**Goal:** Reproduce the material below, substituting "statistic-row" for each occurrence of "stat-row" and keeping everything else the same.

**Material shown:**

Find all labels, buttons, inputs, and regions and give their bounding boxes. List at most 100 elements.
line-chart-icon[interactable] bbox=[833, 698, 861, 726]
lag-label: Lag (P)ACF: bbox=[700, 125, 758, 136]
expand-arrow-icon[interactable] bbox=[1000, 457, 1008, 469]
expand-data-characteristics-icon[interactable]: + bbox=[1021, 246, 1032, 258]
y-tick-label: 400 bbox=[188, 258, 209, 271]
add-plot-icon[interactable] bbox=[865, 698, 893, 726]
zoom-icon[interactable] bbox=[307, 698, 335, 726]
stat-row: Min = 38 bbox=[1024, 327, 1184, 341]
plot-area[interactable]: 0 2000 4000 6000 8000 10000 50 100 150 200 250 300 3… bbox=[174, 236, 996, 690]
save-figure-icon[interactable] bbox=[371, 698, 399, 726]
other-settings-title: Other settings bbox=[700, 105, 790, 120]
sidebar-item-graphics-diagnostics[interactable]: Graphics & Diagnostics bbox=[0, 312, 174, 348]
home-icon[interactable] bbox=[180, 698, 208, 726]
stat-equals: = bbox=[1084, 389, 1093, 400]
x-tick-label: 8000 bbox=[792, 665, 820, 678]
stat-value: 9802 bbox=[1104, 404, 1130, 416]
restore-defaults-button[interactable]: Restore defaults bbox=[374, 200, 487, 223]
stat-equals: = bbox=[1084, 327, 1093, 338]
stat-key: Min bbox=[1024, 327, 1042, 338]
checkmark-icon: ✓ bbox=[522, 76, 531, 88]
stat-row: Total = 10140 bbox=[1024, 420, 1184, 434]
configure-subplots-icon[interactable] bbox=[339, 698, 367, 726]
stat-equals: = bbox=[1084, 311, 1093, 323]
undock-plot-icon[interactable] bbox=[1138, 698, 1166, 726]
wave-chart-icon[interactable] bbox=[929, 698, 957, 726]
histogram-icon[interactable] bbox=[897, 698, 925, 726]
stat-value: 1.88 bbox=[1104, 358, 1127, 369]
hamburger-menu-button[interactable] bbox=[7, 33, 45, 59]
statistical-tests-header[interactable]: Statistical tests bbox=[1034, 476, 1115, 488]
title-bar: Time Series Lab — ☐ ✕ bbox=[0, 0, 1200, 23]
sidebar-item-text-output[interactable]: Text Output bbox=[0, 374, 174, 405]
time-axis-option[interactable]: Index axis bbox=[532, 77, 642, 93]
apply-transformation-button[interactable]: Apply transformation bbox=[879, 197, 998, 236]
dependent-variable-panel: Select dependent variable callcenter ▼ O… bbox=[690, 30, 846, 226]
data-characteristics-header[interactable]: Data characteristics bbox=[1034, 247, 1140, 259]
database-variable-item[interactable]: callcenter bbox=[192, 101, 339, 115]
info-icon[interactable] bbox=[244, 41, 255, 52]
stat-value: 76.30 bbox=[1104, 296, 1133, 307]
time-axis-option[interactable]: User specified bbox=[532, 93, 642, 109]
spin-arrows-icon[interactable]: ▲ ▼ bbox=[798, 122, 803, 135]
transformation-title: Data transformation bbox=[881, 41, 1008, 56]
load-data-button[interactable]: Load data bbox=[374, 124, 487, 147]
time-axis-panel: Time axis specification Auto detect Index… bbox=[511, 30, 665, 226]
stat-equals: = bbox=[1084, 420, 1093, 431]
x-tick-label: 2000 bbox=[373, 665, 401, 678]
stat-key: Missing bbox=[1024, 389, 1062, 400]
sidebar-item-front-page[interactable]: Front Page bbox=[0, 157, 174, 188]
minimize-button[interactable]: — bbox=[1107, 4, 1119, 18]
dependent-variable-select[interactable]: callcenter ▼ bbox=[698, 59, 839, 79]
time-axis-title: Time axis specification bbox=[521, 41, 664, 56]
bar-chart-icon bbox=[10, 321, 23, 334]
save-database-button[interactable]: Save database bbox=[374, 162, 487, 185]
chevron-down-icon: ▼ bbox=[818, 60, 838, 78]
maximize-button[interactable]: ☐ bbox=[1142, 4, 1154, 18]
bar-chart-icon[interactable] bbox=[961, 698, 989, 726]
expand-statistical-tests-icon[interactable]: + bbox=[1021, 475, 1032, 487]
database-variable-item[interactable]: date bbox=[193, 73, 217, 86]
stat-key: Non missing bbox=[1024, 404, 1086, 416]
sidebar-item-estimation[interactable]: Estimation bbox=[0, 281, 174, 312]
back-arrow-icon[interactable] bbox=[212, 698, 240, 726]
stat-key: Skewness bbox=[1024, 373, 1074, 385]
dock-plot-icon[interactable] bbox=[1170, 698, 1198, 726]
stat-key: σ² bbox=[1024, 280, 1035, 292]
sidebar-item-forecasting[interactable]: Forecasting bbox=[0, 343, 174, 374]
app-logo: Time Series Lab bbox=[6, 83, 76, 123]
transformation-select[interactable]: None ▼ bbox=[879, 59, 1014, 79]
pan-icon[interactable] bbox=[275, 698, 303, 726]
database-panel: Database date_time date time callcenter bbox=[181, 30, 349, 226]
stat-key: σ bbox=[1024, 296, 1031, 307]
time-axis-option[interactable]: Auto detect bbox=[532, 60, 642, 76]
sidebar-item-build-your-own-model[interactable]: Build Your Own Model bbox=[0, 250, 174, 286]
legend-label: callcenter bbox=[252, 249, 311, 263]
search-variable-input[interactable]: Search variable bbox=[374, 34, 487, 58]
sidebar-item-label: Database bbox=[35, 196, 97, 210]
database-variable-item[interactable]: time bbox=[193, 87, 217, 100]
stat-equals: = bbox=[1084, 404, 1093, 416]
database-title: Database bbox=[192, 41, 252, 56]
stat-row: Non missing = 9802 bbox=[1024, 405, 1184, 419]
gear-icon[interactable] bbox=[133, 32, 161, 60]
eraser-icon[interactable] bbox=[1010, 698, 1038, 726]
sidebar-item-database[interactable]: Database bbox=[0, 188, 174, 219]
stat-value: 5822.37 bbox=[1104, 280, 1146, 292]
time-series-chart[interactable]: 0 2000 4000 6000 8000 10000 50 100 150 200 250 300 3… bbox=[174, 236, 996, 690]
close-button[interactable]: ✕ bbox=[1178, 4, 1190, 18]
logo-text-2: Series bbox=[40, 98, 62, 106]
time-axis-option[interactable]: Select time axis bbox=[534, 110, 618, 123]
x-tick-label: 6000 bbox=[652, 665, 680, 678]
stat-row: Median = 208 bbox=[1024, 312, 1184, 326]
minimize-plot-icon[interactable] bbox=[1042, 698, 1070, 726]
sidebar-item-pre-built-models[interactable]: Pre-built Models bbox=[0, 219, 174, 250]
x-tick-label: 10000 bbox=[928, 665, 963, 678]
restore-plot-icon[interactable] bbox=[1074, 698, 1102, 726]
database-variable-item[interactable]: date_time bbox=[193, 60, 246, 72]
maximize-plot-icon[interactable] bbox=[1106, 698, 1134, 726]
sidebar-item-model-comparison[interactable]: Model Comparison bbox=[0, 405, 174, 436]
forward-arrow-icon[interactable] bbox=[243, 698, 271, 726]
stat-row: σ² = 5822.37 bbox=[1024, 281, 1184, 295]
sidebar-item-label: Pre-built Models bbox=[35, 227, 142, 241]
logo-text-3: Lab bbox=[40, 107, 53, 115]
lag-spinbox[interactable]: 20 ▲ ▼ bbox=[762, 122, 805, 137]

**Result for this task:**
Find all labels, buttons, inputs, and regions and give their bounding boxes. List at most 100 elements.
line-chart-icon[interactable] bbox=[833, 698, 861, 726]
lag-label: Lag (P)ACF: bbox=[700, 125, 758, 136]
expand-arrow-icon[interactable] bbox=[1000, 457, 1008, 469]
expand-data-characteristics-icon[interactable]: + bbox=[1021, 246, 1032, 258]
y-tick-label: 400 bbox=[188, 258, 209, 271]
add-plot-icon[interactable] bbox=[865, 698, 893, 726]
zoom-icon[interactable] bbox=[307, 698, 335, 726]
statistic-row: Min = 38 bbox=[1024, 327, 1184, 341]
plot-area[interactable]: 0 2000 4000 6000 8000 10000 50 100 150 200 250 300 3… bbox=[174, 236, 996, 690]
save-figure-icon[interactable] bbox=[371, 698, 399, 726]
other-settings-title: Other settings bbox=[700, 105, 790, 120]
sidebar-item-graphics-diagnostics[interactable]: Graphics & Diagnostics bbox=[0, 312, 174, 348]
home-icon[interactable] bbox=[180, 698, 208, 726]
stat-equals: = bbox=[1084, 389, 1093, 400]
x-tick-label: 8000 bbox=[792, 665, 820, 678]
stat-value: 9802 bbox=[1104, 404, 1130, 416]
restore-defaults-button[interactable]: Restore defaults bbox=[374, 200, 487, 223]
stat-equals: = bbox=[1084, 327, 1093, 338]
stat-key: Min bbox=[1024, 327, 1042, 338]
checkmark-icon: ✓ bbox=[522, 76, 531, 88]
statistic-row: Total = 10140 bbox=[1024, 420, 1184, 434]
configure-subplots-icon[interactable] bbox=[339, 698, 367, 726]
stat-equals: = bbox=[1084, 311, 1093, 323]
undock-plot-icon[interactable] bbox=[1138, 698, 1166, 726]
wave-chart-icon[interactable] bbox=[929, 698, 957, 726]
histogram-icon[interactable] bbox=[897, 698, 925, 726]
stat-value: 1.88 bbox=[1104, 358, 1127, 369]
hamburger-menu-button[interactable] bbox=[7, 33, 45, 59]
statistical-tests-header[interactable]: Statistical tests bbox=[1034, 476, 1115, 488]
title-bar: Time Series Lab — ☐ ✕ bbox=[0, 0, 1200, 23]
sidebar-item-text-output[interactable]: Text Output bbox=[0, 374, 174, 405]
time-axis-option[interactable]: Index axis bbox=[532, 77, 642, 93]
apply-transformation-button[interactable]: Apply transformation bbox=[879, 197, 998, 236]
dependent-variable-panel: Select dependent variable callcenter ▼ O… bbox=[690, 30, 846, 226]
data-characteristics-header[interactable]: Data characteristics bbox=[1034, 247, 1140, 259]
database-variable-item[interactable]: callcenter bbox=[192, 101, 339, 115]
info-icon[interactable] bbox=[244, 41, 255, 52]
stat-value: 76.30 bbox=[1104, 296, 1133, 307]
time-axis-option[interactable]: User specified bbox=[532, 93, 642, 109]
spin-arrows-icon[interactable]: ▲ ▼ bbox=[798, 122, 803, 135]
transformation-title: Data transformation bbox=[881, 41, 1008, 56]
load-data-button[interactable]: Load data bbox=[374, 124, 487, 147]
time-axis-panel: Time axis specification Auto detect Index… bbox=[511, 30, 665, 226]
stat-equals: = bbox=[1084, 420, 1093, 431]
x-tick-label: 2000 bbox=[373, 665, 401, 678]
stat-key: Missing bbox=[1024, 389, 1062, 400]
sidebar-item-front-page[interactable]: Front Page bbox=[0, 157, 174, 188]
minimize-button[interactable]: — bbox=[1107, 4, 1119, 18]
dependent-variable-select[interactable]: callcenter ▼ bbox=[698, 59, 839, 79]
time-axis-title: Time axis specification bbox=[521, 41, 664, 56]
bar-chart-icon bbox=[10, 321, 23, 334]
save-database-button[interactable]: Save database bbox=[374, 162, 487, 185]
chevron-down-icon: ▼ bbox=[818, 60, 838, 78]
maximize-button[interactable]: ☐ bbox=[1142, 4, 1154, 18]
bar-chart-icon[interactable] bbox=[961, 698, 989, 726]
expand-statistical-tests-icon[interactable]: + bbox=[1021, 475, 1032, 487]
database-variable-item[interactable]: date bbox=[193, 73, 217, 86]
stat-key: Non missing bbox=[1024, 404, 1086, 416]
sidebar-item-estimation[interactable]: Estimation bbox=[0, 281, 174, 312]
back-arrow-icon[interactable] bbox=[212, 698, 240, 726]
stat-key: Skewness bbox=[1024, 373, 1074, 385]
dock-plot-icon[interactable] bbox=[1170, 698, 1198, 726]
stat-key: σ² bbox=[1024, 280, 1035, 292]
sidebar-item-forecasting[interactable]: Forecasting bbox=[0, 343, 174, 374]
app-logo: Time Series Lab bbox=[6, 83, 76, 123]
transformation-select[interactable]: None ▼ bbox=[879, 59, 1014, 79]
pan-icon[interactable] bbox=[275, 698, 303, 726]
database-panel: Database date_time date time callcenter bbox=[181, 30, 349, 226]
stat-key: σ bbox=[1024, 296, 1031, 307]
time-axis-option[interactable]: Auto detect bbox=[532, 60, 642, 76]
sidebar-item-build-your-own-model[interactable]: Build Your Own Model bbox=[0, 250, 174, 286]
legend-label: callcenter bbox=[252, 249, 311, 263]
search-variable-input[interactable]: Search variable bbox=[374, 34, 487, 58]
sidebar-item-label: Database bbox=[35, 196, 97, 210]
database-variable-item[interactable]: time bbox=[193, 87, 217, 100]
stat-equals: = bbox=[1084, 404, 1093, 416]
database-title: Database bbox=[192, 41, 252, 56]
statistic-row: Non missing = 9802 bbox=[1024, 405, 1184, 419]
gear-icon[interactable] bbox=[133, 32, 161, 60]
eraser-icon[interactable] bbox=[1010, 698, 1038, 726]
sidebar-item-database[interactable]: Database bbox=[0, 188, 174, 219]
stat-value: 5822.37 bbox=[1104, 280, 1146, 292]
time-series-chart[interactable]: 0 2000 4000 6000 8000 10000 50 100 150 200 250 300 3… bbox=[174, 236, 996, 690]
close-button[interactable]: ✕ bbox=[1178, 4, 1190, 18]
logo-text-2: Series bbox=[40, 98, 62, 106]
time-axis-option[interactable]: Select time axis bbox=[534, 110, 618, 123]
x-tick-label: 6000 bbox=[652, 665, 680, 678]
statistic-row: Median = 208 bbox=[1024, 312, 1184, 326]
minimize-plot-icon[interactable] bbox=[1042, 698, 1070, 726]
sidebar-item-pre-built-models[interactable]: Pre-built Models bbox=[0, 219, 174, 250]
x-tick-label: 10000 bbox=[928, 665, 963, 678]
restore-plot-icon[interactable] bbox=[1074, 698, 1102, 726]
database-variable-item[interactable]: date_time bbox=[193, 60, 246, 72]
maximize-plot-icon[interactable] bbox=[1106, 698, 1134, 726]
sidebar-item-model-comparison[interactable]: Model Comparison bbox=[0, 405, 174, 436]
forward-arrow-icon[interactable] bbox=[243, 698, 271, 726]
statistic-row: σ² = 5822.37 bbox=[1024, 281, 1184, 295]
sidebar-item-label: Pre-built Models bbox=[35, 227, 142, 241]
logo-text-3: Lab bbox=[40, 107, 53, 115]
lag-spinbox[interactable]: 20 ▲ ▼ bbox=[762, 122, 805, 137]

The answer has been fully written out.